§ Set exercise: Quote exactly the lines from the one with "Read out every word on this page." to the end of the data, both included; omit the pictures.
start
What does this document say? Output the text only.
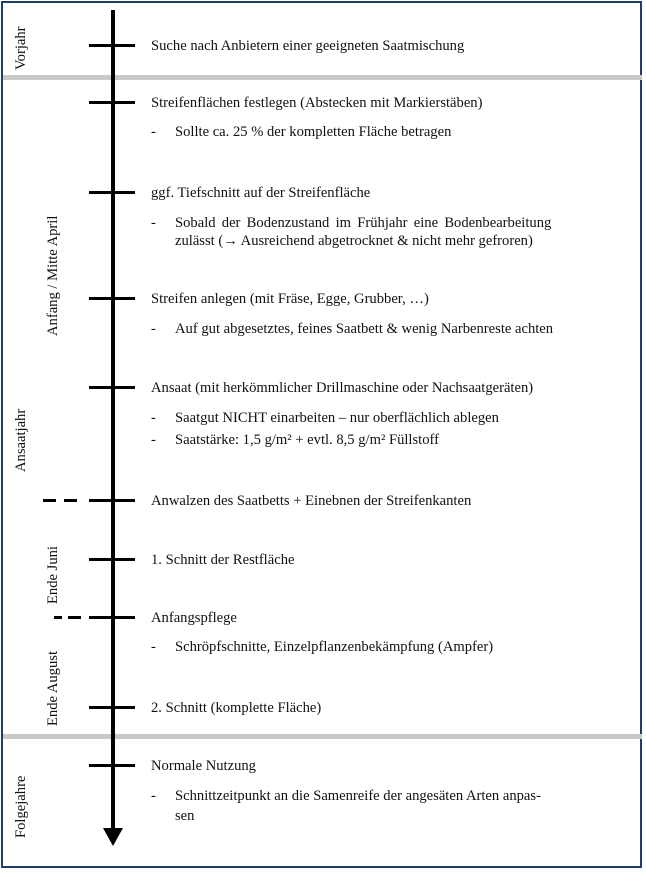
Vorjahr
Ansaatjahr
Folgejahre
Anfang / Mitte April
Ende Juni
Ende August
Suche nach Anbietern einer geeigneten Saatmischung
Streifenflächen festlegen (Abstecken mit Markierstäben)
- Sollte ca. 25 % der kompletten Fläche betragen
ggf. Tiefschnitt auf der Streifenfläche
- Sobald der Bodenzustand im Frühjahr eine Bodenbearbeitung
zulässt (→ Ausreichend abgetrocknet & nicht mehr gefroren)
Streifen anlegen (mit Fräse, Egge, Grubber, …)
- Auf gut abgesetztes, feines Saatbett & wenig Narbenreste achten
Ansaat (mit herkömmlicher Drillmaschine oder Nachsaatgeräten)
- Saatgut NICHT einarbeiten – nur oberflächlich ablegen
- Saatstärke: 1,5 g/m² + evtl. 8,5 g/m² Füllstoff
Anwalzen des Saatbetts + Einebnen der Streifenkanten
1. Schnitt der Restfläche
Anfangspflege
- Schröpfschnitte, Einzelpflanzenbekämpfung (Ampfer)
2. Schnitt (komplette Fläche)
Normale Nutzung
- Schnittzeitpunkt an die Samenreife der angesäten Arten anpas-
sen
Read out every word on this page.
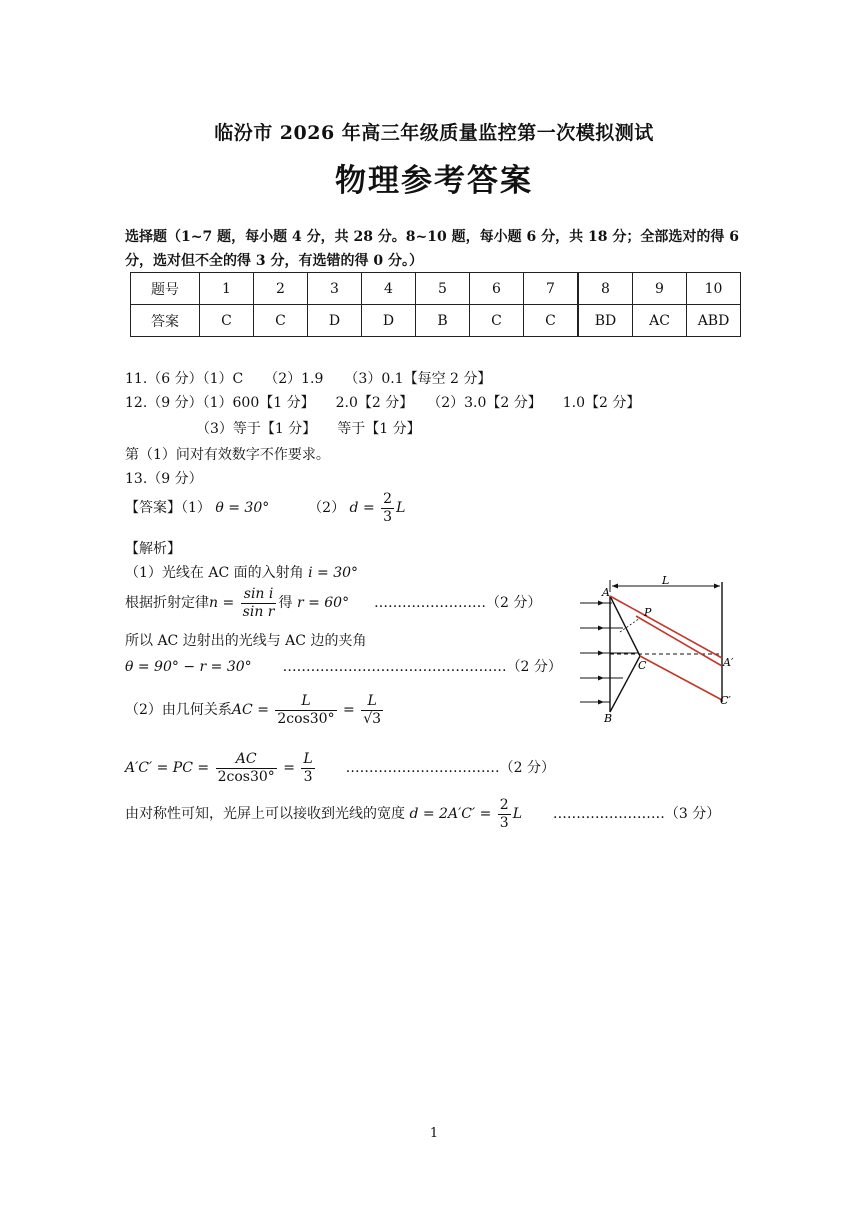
临汾市 2026 年高三年级质量监控第一次模拟测试
物理参考答案
选择题（1~7 题，每小题 4 分，共 28 分。8~10 题，每小题 6 分，共 18 分；全部选对的得 6
分，选对但不全的得 3 分，有选错的得 0 分。）
题号	1	2	3	4	5	6	7	8	9	10
答案	C	C	D	D	B	C	C	BD	AC	ABD
11.（6 分）（1）C　　（2）1.9　　（3）0.1【每空 2 分】
12.（9 分）（1）600【1 分】　　2.0【2 分】　　（2）3.0【2 分】　　1.0【2 分】
（3）等于【1 分】　　等于【1 分】
第（1）问对有效数字不作要求。
13.（9 分）
【答案】（1） θ = 30°	（2） $d = \frac{2}{3}$ L
【解析】
（1）光线在 AC 面的入射角 i = 30°
根据折射定律$n = \frac{\text{sin i}}{\text{sin r}}$ 得 r = 60° ……………………（2 分）
所以 AC 边射出的光线与 AC 边的夹角
θ = 90° − r = 30° …………………………………………（2 分）
（2）由几何关系AC = $\frac{L}{2\cos 30^\circ} = \frac{L}{√3}$
A′C′ = PC = $\frac{AC}{2\cos 30^\circ} = \frac{L}{3}$ ……………………………（2 分）
由对称性可知，光屏上可以接收到光线的宽度 $d = 2A'C' = \frac{2}{3}$ L ……………………（3 分）
A
L
P
C	A′
C′
B
1
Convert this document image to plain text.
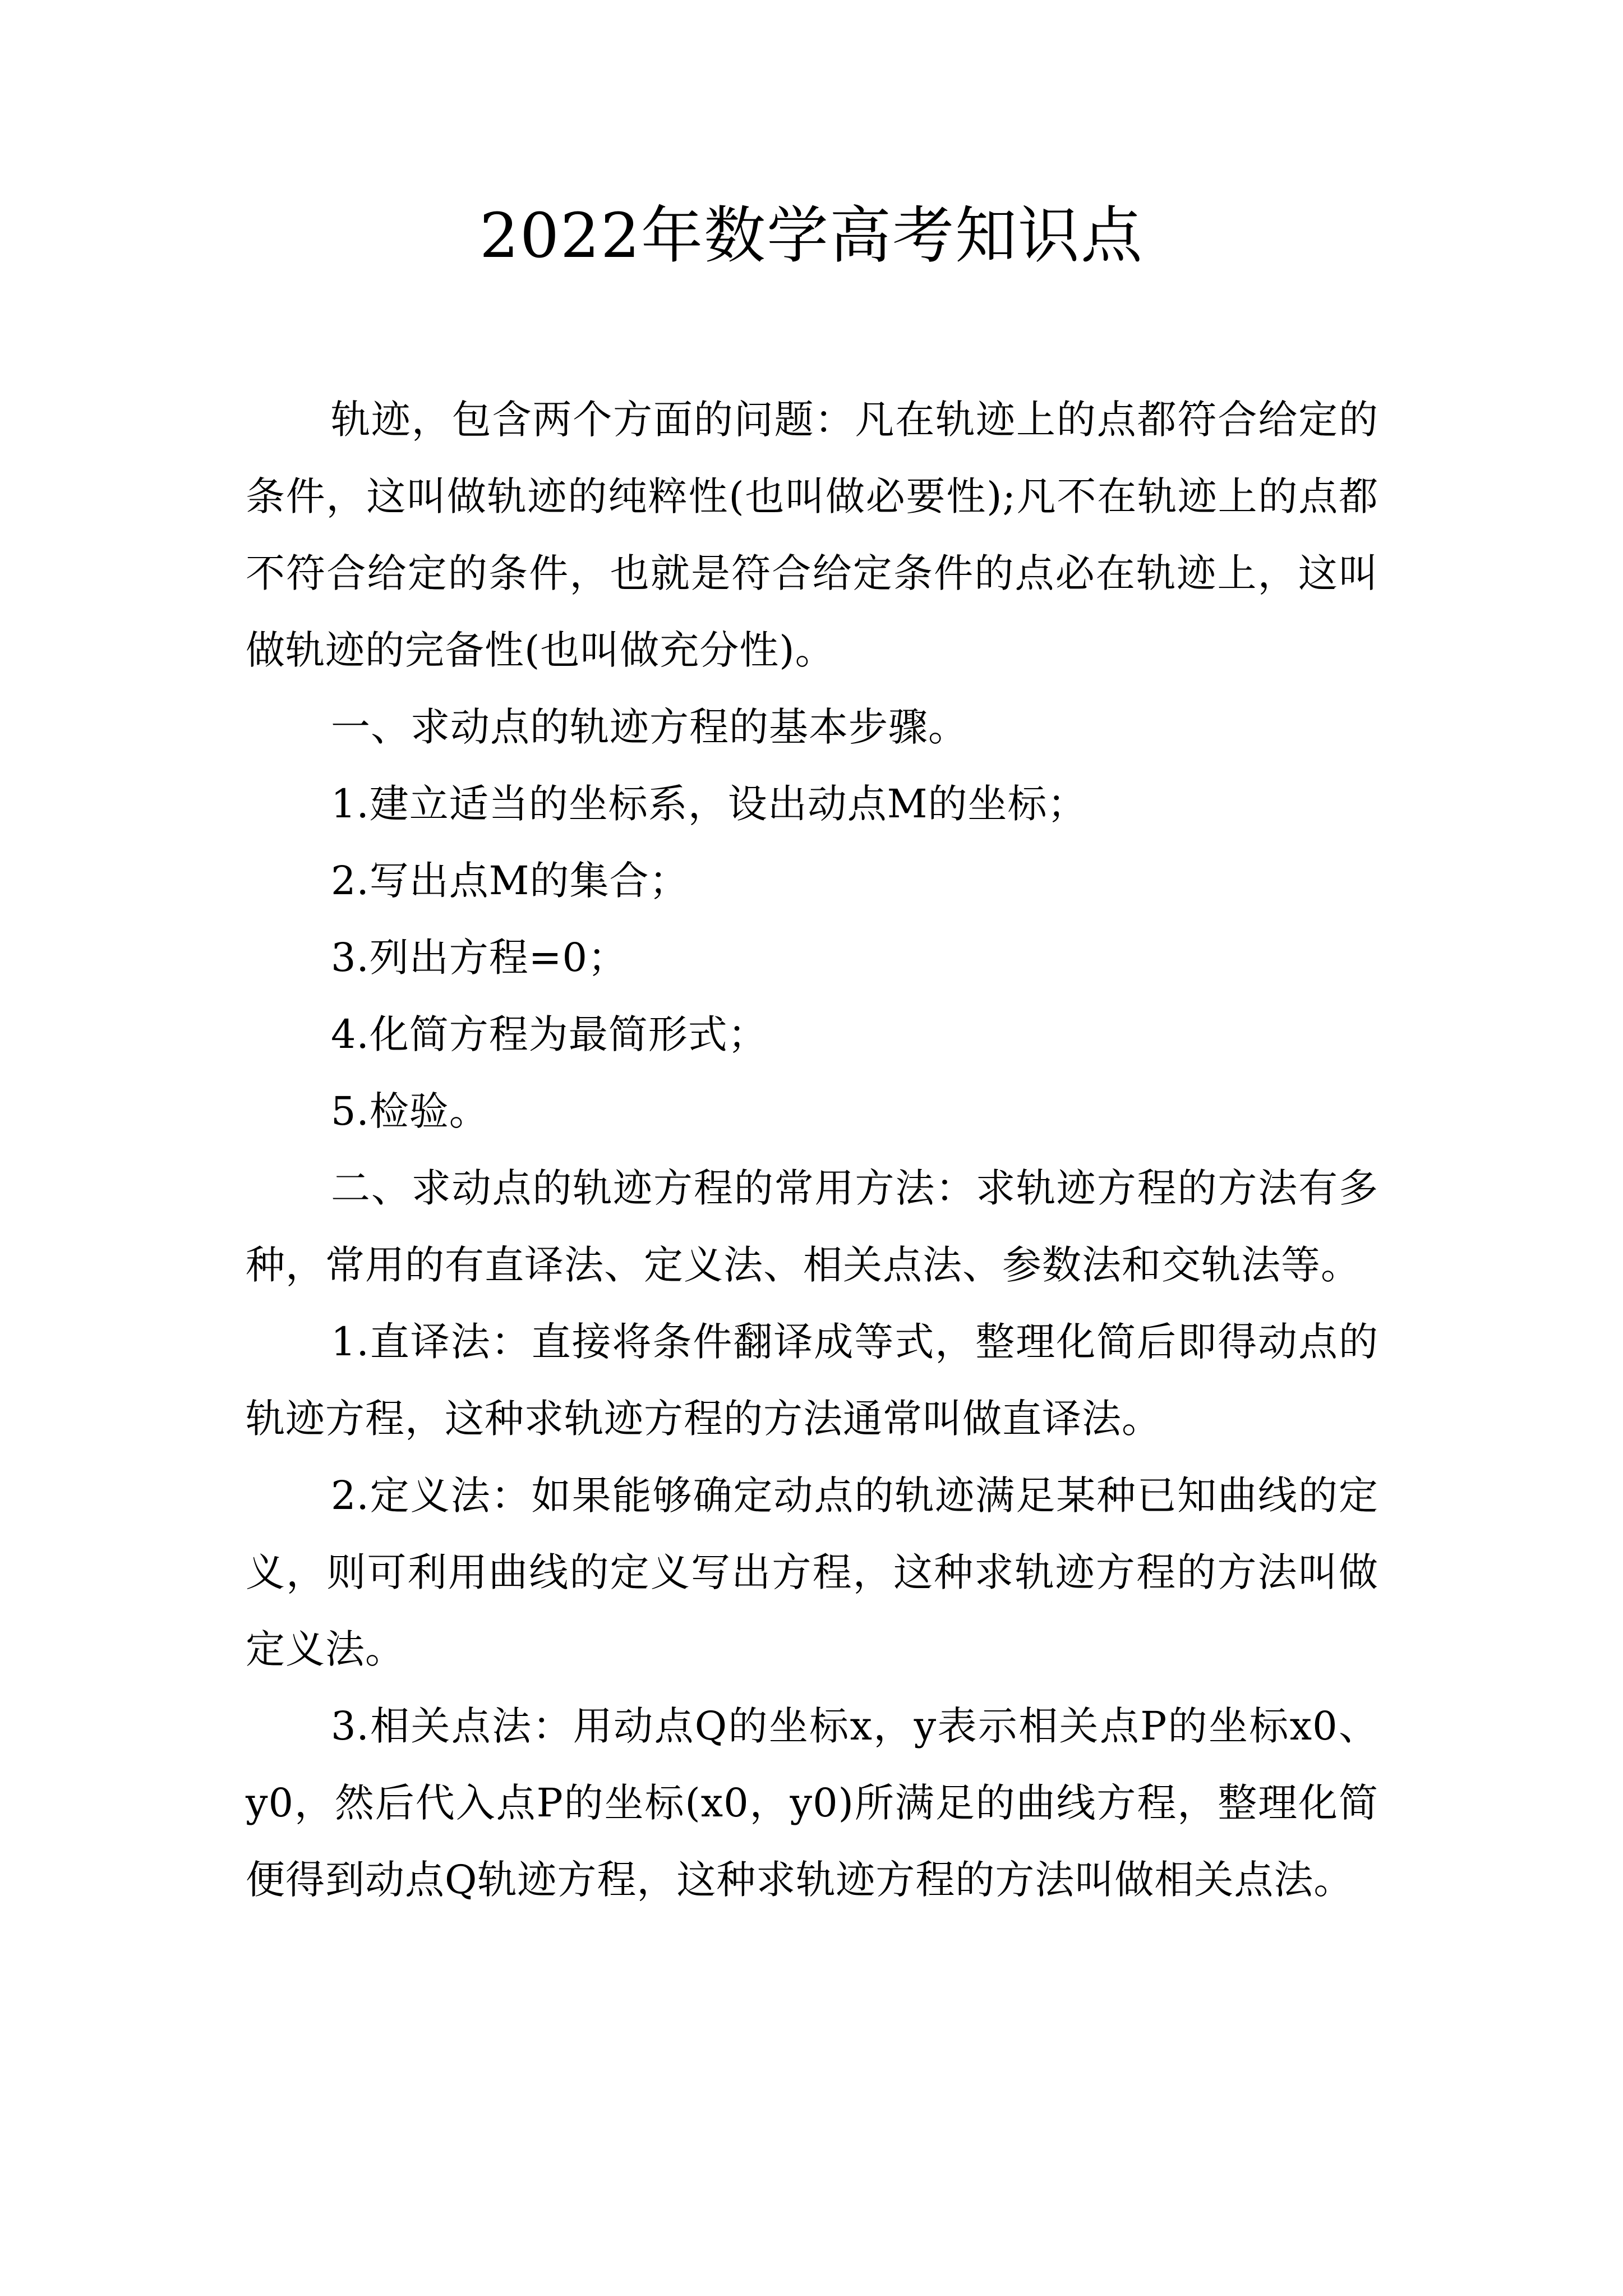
2022年数学高考知识点

轨迹，包含两个方面的问题：凡在轨迹上的点都符合给定的条件，这叫做轨迹的纯粹性(也叫做必要性);凡不在轨迹上的点都不符合给定的条件，也就是符合给定条件的点必在轨迹上，这叫做轨迹的完备性(也叫做充分性)。

一、求动点的轨迹方程的基本步骤。

1.建立适当的坐标系，设出动点M的坐标；

2.写出点M的集合；

3.列出方程=0；

4.化简方程为最简形式；

5.检验。

二、求动点的轨迹方程的常用方法：求轨迹方程的方法有多种，常用的有直译法、定义法、相关点法、参数法和交轨法等。

1.直译法：直接将条件翻译成等式，整理化简后即得动点的轨迹方程，这种求轨迹方程的方法通常叫做直译法。

2.定义法：如果能够确定动点的轨迹满足某种已知曲线的定义，则可利用曲线的定义写出方程，这种求轨迹方程的方法叫做定义法。

3.相关点法：用动点Q的坐标x，y表示相关点P的坐标x0、y0，然后代入点P的坐标(x0，y0)所满足的曲线方程，整理化简便得到动点Q轨迹方程，这种求轨迹方程的方法叫做相关点法。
end
§ Answer to this task:
Read out every word on this page.
临汾市 2026 年高三年级质量监控第一次模拟测试
物理参考答案
选择题（1~7 题，每小题 4 分，共 28 分。8~10 题，每小题 6 分，共 18 分；全部选对的得 6
分，选对但不全的得 3 分，有选错的得 0 分。）
题号	1	2	3	4	5	6	7	8	9	10
答案	C	C	D	D	B	C	C	BD	AC	ABD
11.（6 分）（1）C　　（2）1.9　　（3）0.1【每空 2 分】
12.（9 分）（1）600【1 分】　　2.0【2 分】　　（2）3.0【2 分】　　1.0【2 分】
（3）等于【1 分】　　等于【1 分】
第（1）问对有效数字不作要求。
13.（9 分）
【答案】（1） θ = 30°	（2） $d = \frac{2}{3}$ L
【解析】
（1）光线在 AC 面的入射角 i = 30°
根据折射定律$n = \frac{\text{sin i}}{\text{sin r}}$ 得 r = 60° ……………………（2 分）
所以 AC 边射出的光线与 AC 边的夹角
θ = 90° − r = 30° …………………………………………（2 分）
（2）由几何关系AC = $\frac{L}{2\cos 30^\circ} = \frac{L}{√3}$
A′C′ = PC = $\frac{AC}{2\cos 30^\circ} = \frac{L}{3}$ ……………………………（2 分）
由对称性可知，光屏上可以接收到光线的宽度 $d = 2A'C' = \frac{2}{3}$ L ……………………（3 分）
A
L
P
C	A′
C′
B
1
Convert this document image to plain text.
2022年数学高考知识点

轨迹，包含两个方面的问题：凡在轨迹上的点都符合给定的条件，这叫做轨迹的纯粹性(也叫做必要性);凡不在轨迹上的点都不符合给定的条件，也就是符合给定条件的点必在轨迹上，这叫做轨迹的完备性(也叫做充分性)。

一、求动点的轨迹方程的基本步骤。

1.建立适当的坐标系，设出动点M的坐标；

2.写出点M的集合；

3.列出方程=0；

4.化简方程为最简形式；

5.检验。

二、求动点的轨迹方程的常用方法：求轨迹方程的方法有多种，常用的有直译法、定义法、相关点法、参数法和交轨法等。

1.直译法：直接将条件翻译成等式，整理化简后即得动点的轨迹方程，这种求轨迹方程的方法通常叫做直译法。

2.定义法：如果能够确定动点的轨迹满足某种已知曲线的定义，则可利用曲线的定义写出方程，这种求轨迹方程的方法叫做定义法。

3.相关点法：用动点Q的坐标x，y表示相关点P的坐标x0、y0，然后代入点P的坐标(x0，y0)所满足的曲线方程，整理化简便得到动点Q轨迹方程，这种求轨迹方程的方法叫做相关点法。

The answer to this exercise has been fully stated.